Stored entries

----------

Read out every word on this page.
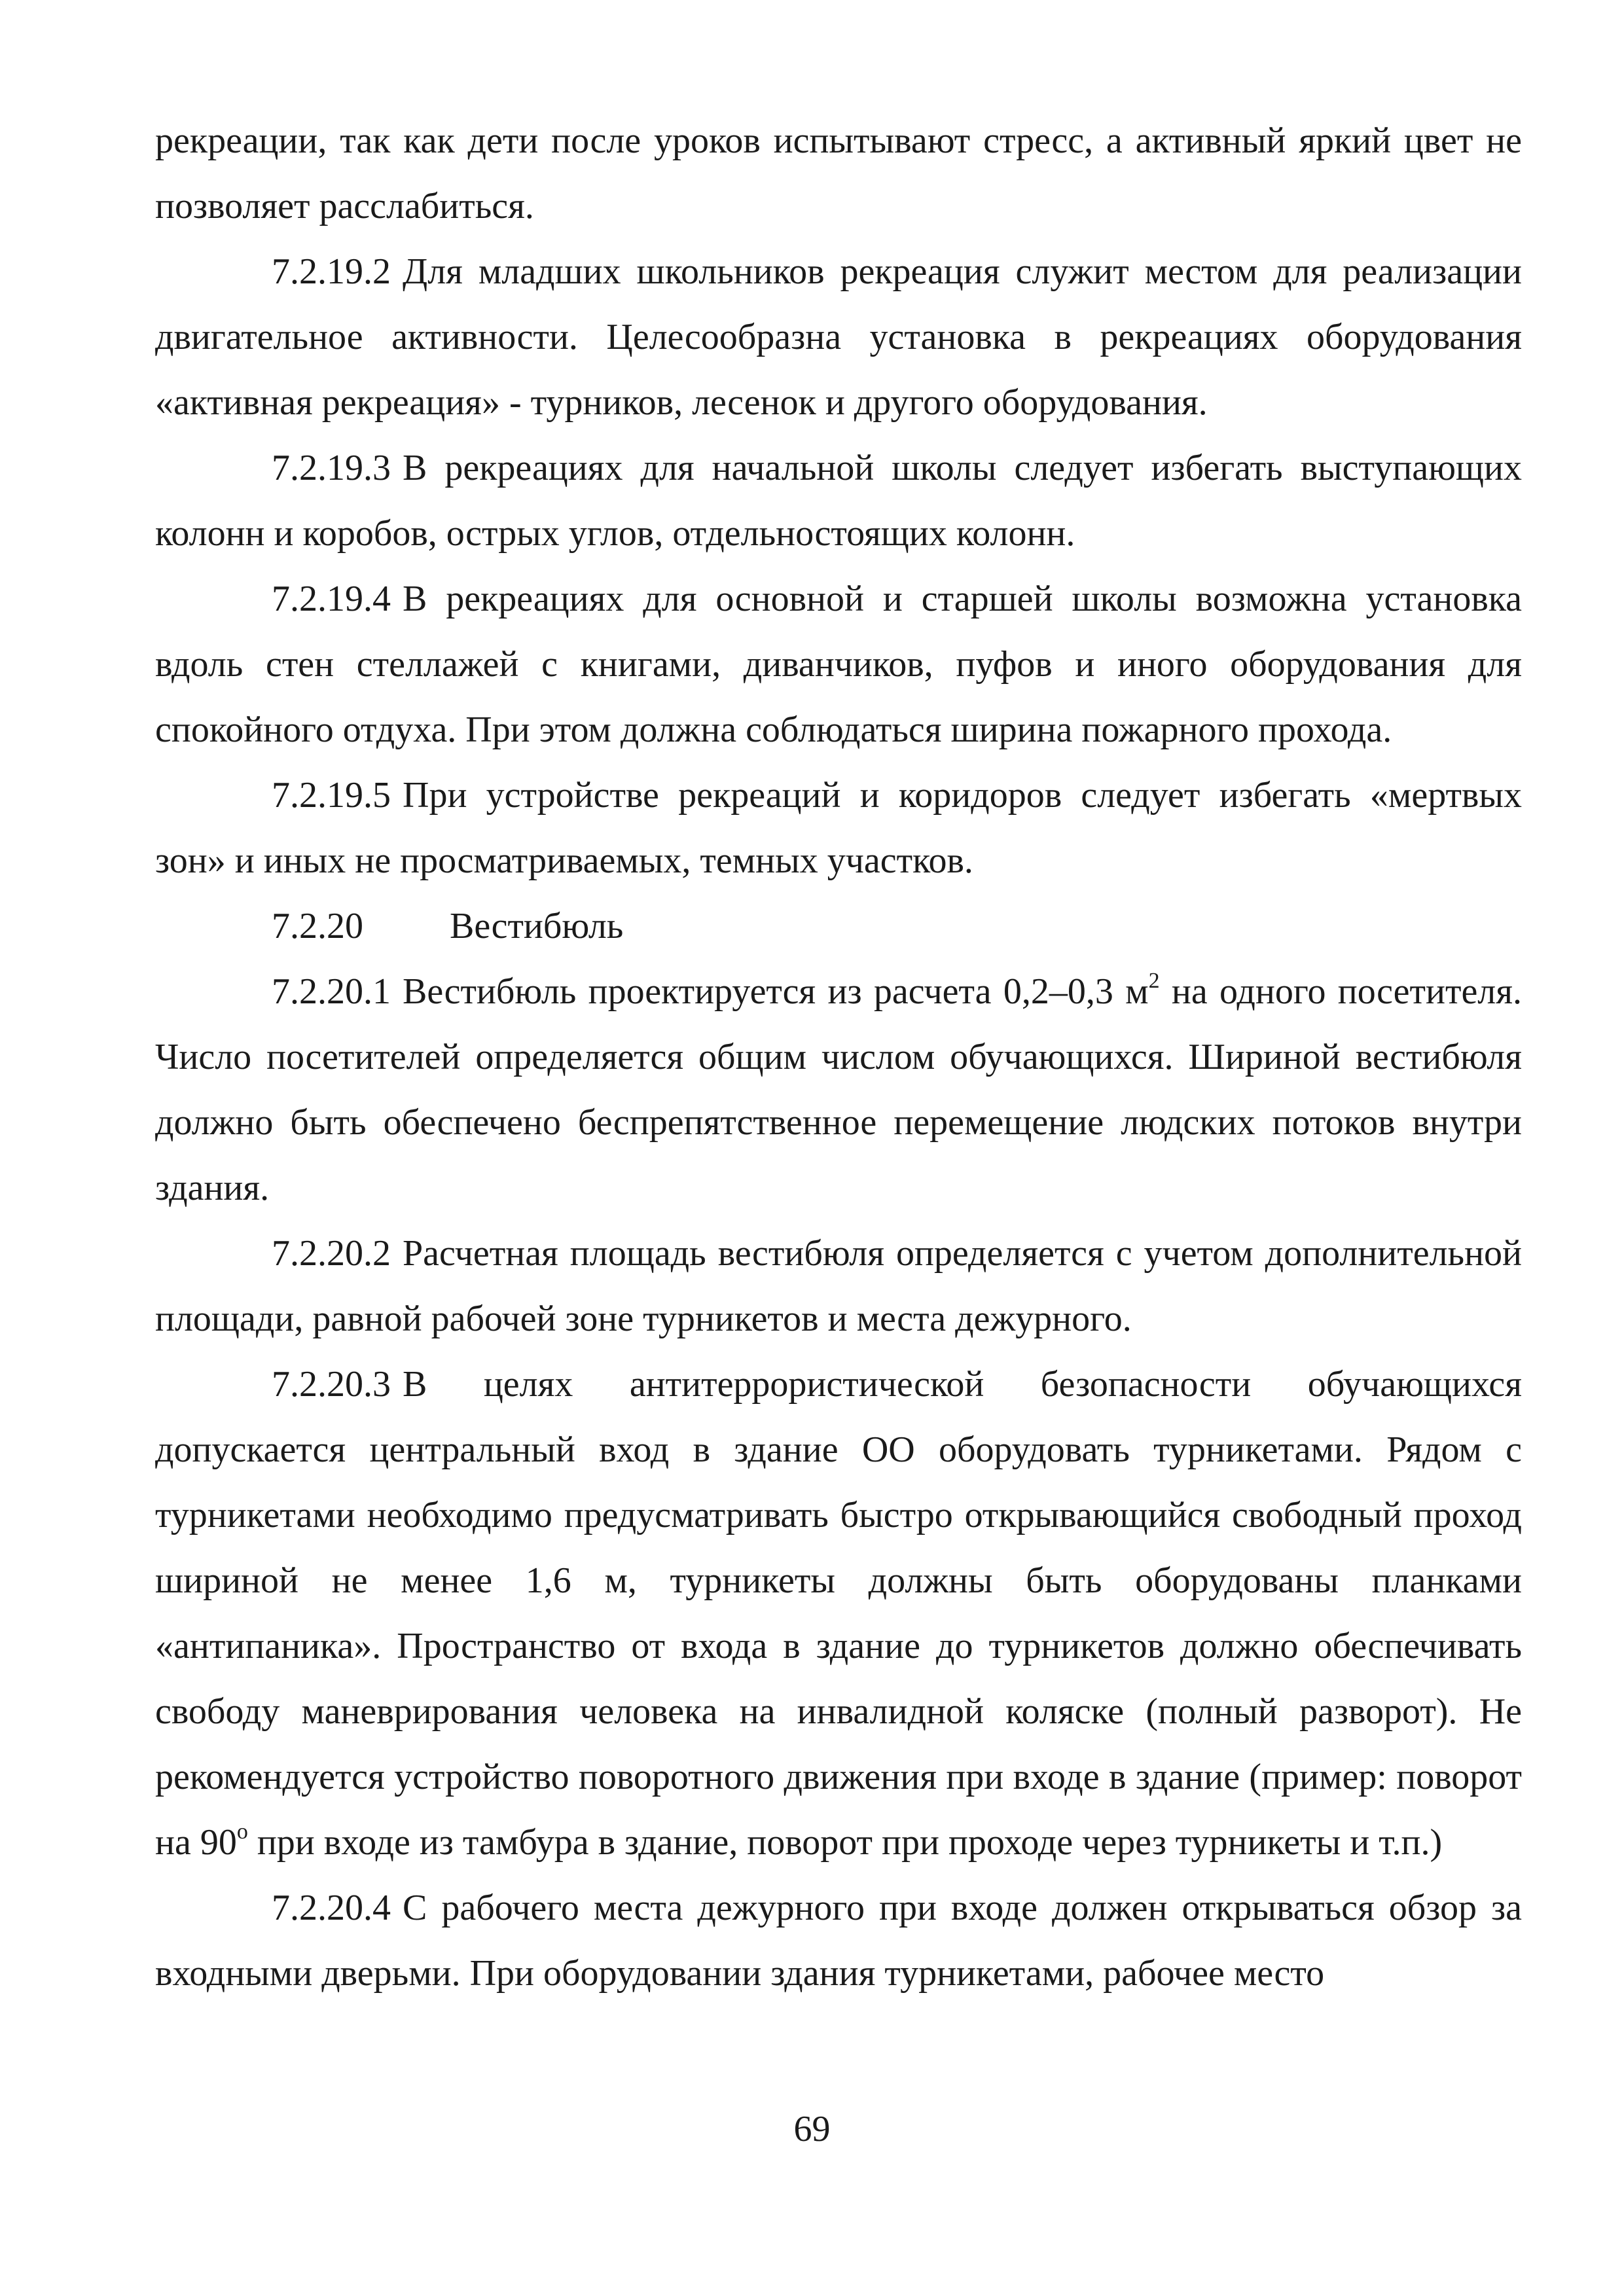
рекреации, так как дети после уроков испытывают стресс, а активный яркий цвет не позволяет расслабиться.

7.2.19.2 Для младших школьников рекреация служит местом для реализации двигательное активности. Целесообразна установка в рекреациях оборудования «активная рекреация» - турников, лесенок и другого оборудования.

7.2.19.3 В рекреациях для начальной школы следует избегать выступающих колонн и коробов, острых углов, отдельностоящих колонн.

7.2.19.4 В рекреациях для основной и старшей школы возможна установка вдоль стен стеллажей с книгами, диванчиков, пуфов и иного оборудования для спокойного отдуха. При этом должна соблюдаться ширина пожарного прохода.

7.2.19.5 При устройстве рекреаций и коридоров следует избегать «мертвых зон» и иных не просматриваемых, темных участков.

7.2.20 Вестибюль

7.2.20.1 Вестибюль проектируется из расчета 0,2–0,3 $м^2$ на одного посетителя. Число посетителей определяется общим числом обучающихся. Шириной вестибюля должно быть обеспечено беспрепятственное перемещение людских потоков внутри здания.

7.2.20.2 Расчетная площадь вестибюля определяется с учетом дополнительной площади, равной рабочей зоне турникетов и места дежурного.

7.2.20.3 В целях антитеррористической безопасности обучающихся допускается центральный вход в здание ОО оборудовать турникетами. Рядом с турникетами необходимо предусматривать быстро открывающийся свободный проход шириной не менее 1,6 м, турникеты должны быть оборудованы планками «антипаника». Пространство от входа в здание до турникетов должно обеспечивать свободу маневрирования человека на инвалидной коляске (полный разворот). Не рекомендуется устройство поворотного движения при входе в здание (пример: поворот на $90^о$ при входе из тамбура в здание, поворот при проходе через турникеты и т.п.)

7.2.20.4 С рабочего места дежурного при входе должен открываться обзор за входными дверьми. При оборудовании здания турникетами, рабочее место

69
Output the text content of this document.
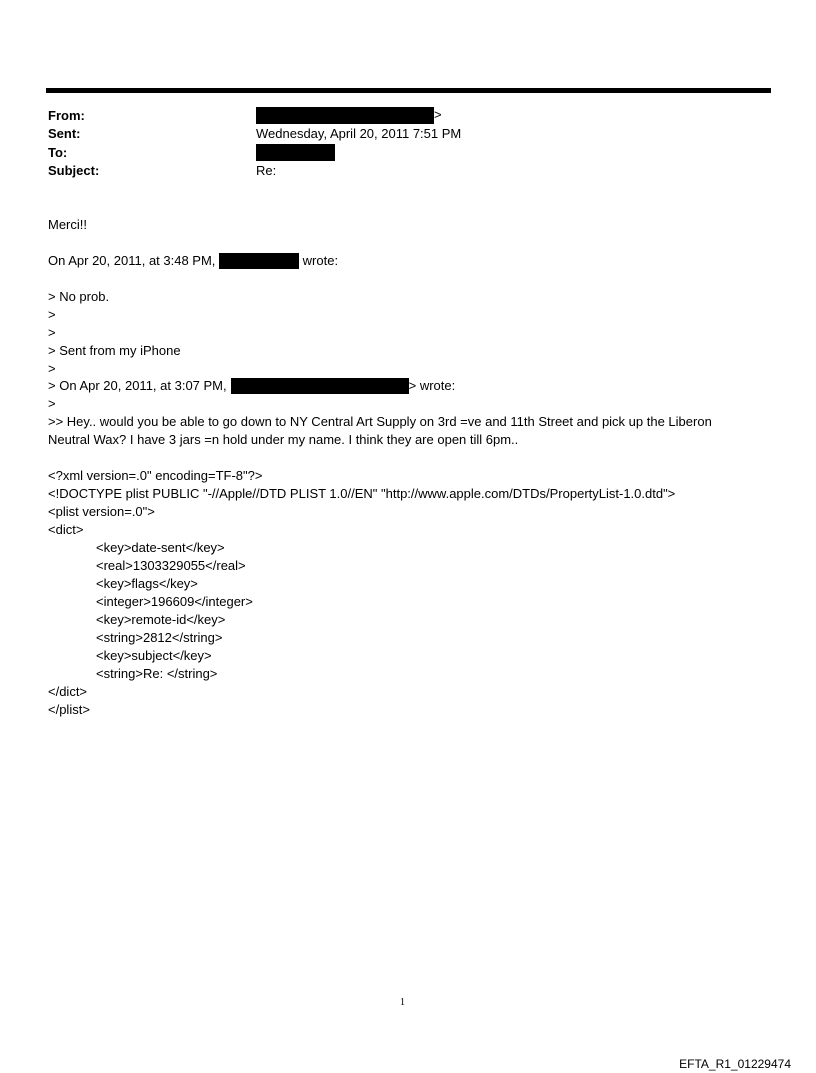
From:	>
Sent:	Wednesday, April 20, 2011 7:51 PM
To:
Subject:	Re:
Merci!!
On Apr 20, 2011, at 3:48 PM,	wrote:
> No prob.
>
>
> Sent from my iPhone
>
> On Apr 20, 2011, at 3:07 PM,	> wrote:
>
>> Hey.. would you be able to go down to NY Central Art Supply on 3rd =ve and 11th Street and pick up the Liberon
Neutral Wax? I have 3 jars =n hold under my name. I think they are open till 6pm..
<?xml version=.0" encoding=TF-8"?>
<!DOCTYPE plist PUBLIC "-//Apple//DTD PLIST 1.0//EN" "http://www.apple.com/DTDs/PropertyList-1.0.dtd">
<plist version=.0">
<dict>
<key>date-sent</key>
<real>1303329055</real>
<key>flags</key>
<integer>196609</integer>
<key>remote-id</key>
<string>2812</string>
<key>subject</key>
<string>Re: </string>
</dict>
</plist>
1
EFTA_R1_01229474
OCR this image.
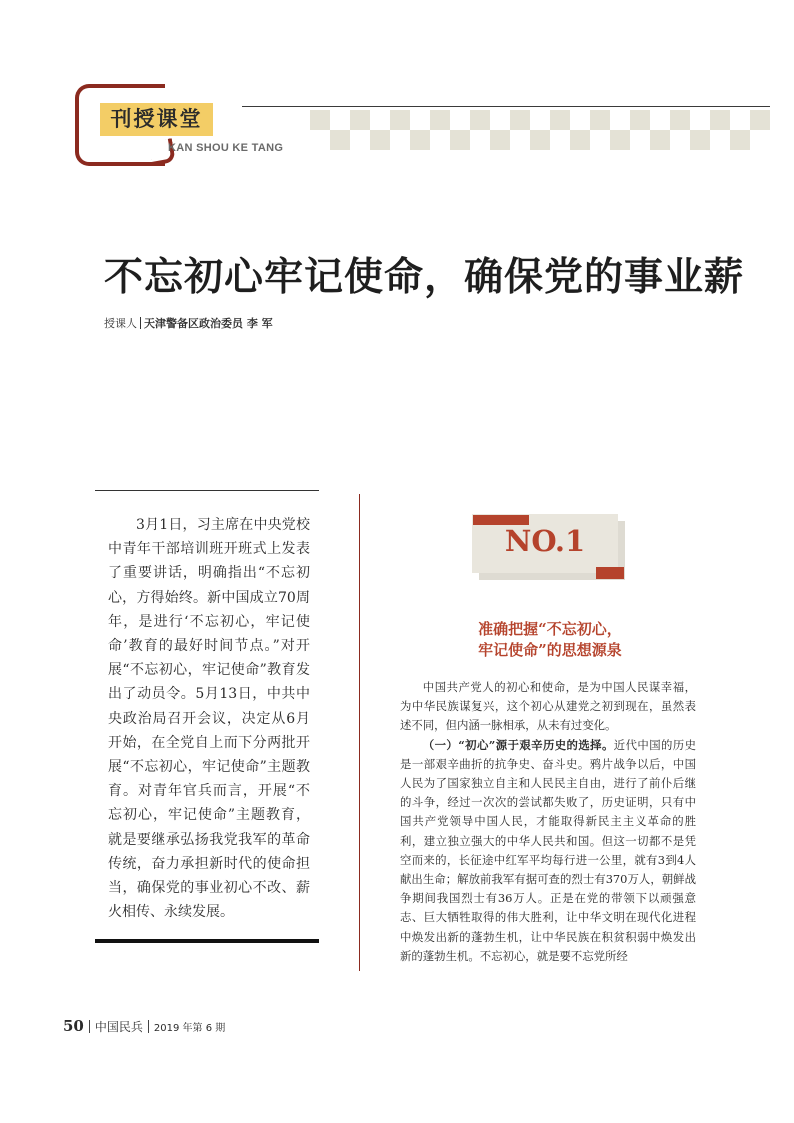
刊授课堂
KAN SHOU KE TANG
不忘初心牢记使命，确保党的事业薪
授课人 天津警备区政治委员 李 军

3月1日，习主席在中央党校中青年干部培训班开班式上发表了重要讲话，明确指出“不忘初心，方得始终。新中国成立70周年，是进行‘不忘初心，牢记使命’教育的最好时间节点。”对开展“不忘初心，牢记使命”教育发出了动员令。5月13日，中共中央政治局召开会议，决定从6月开始，在全党自上而下分两批开展“不忘初心，牢记使命”主题教育。对青年官兵而言，开展“不忘初心，牢记使命”主题教育，就是要继承弘扬我党我军的革命传统，奋力承担新时代的使命担当，确保党的事业初心不改、薪火相传、永续发展。

NO.1
准确把握“不忘初心，
牢记使命”的思想源泉

中国共产党人的初心和使命，是为中国人民谋幸福，为中华民族谋复兴，这个初心从建党之初到现在，虽然表述不同，但内涵一脉相承，从未有过变化。

（一）“初心”源于艰辛历史的选择。近代中国的历史是一部艰辛曲折的抗争史、奋斗史。鸦片战争以后，中国人民为了国家独立自主和人民民主自由，进行了前仆后继的斗争，经过一次次的尝试都失败了，历史证明，只有中国共产党领导中国人民，才能取得新民主主义革命的胜利，建立独立强大的中华人民共和国。但这一切都不是凭空而来的，长征途中红军平均每行进一公里，就有3到4人献出生命；解放前我军有据可查的烈士有370万人，朝鲜战争期间我国烈士有36万人。正是在党的带领下以顽强意志、巨大牺牲取得的伟大胜利，让中华文明在现代化进程中焕发出新的蓬勃生机，让中华民族在积贫积弱中焕发出新的蓬勃生机。不忘初心，就是要不忘党所经

50 中国民兵 2019 年第 6 期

----------

STATED EXERCISE: Collect each line holding the string "здания".

FULL SOLUTION:
7.2.20.1 Вестибюль проектируется из расчета 0,2–0,3 $м^2$ на одного посетителя. Число посетителей определяется общим числом обучающихся. Шириной вестибюля должно быть обеспечено беспрепятственное перемещение людских потоков внутри здания.
7.2.20.4 С рабочего места дежурного при входе должен открываться обзор за входными дверьми. При оборудовании здания турникетами, рабочее место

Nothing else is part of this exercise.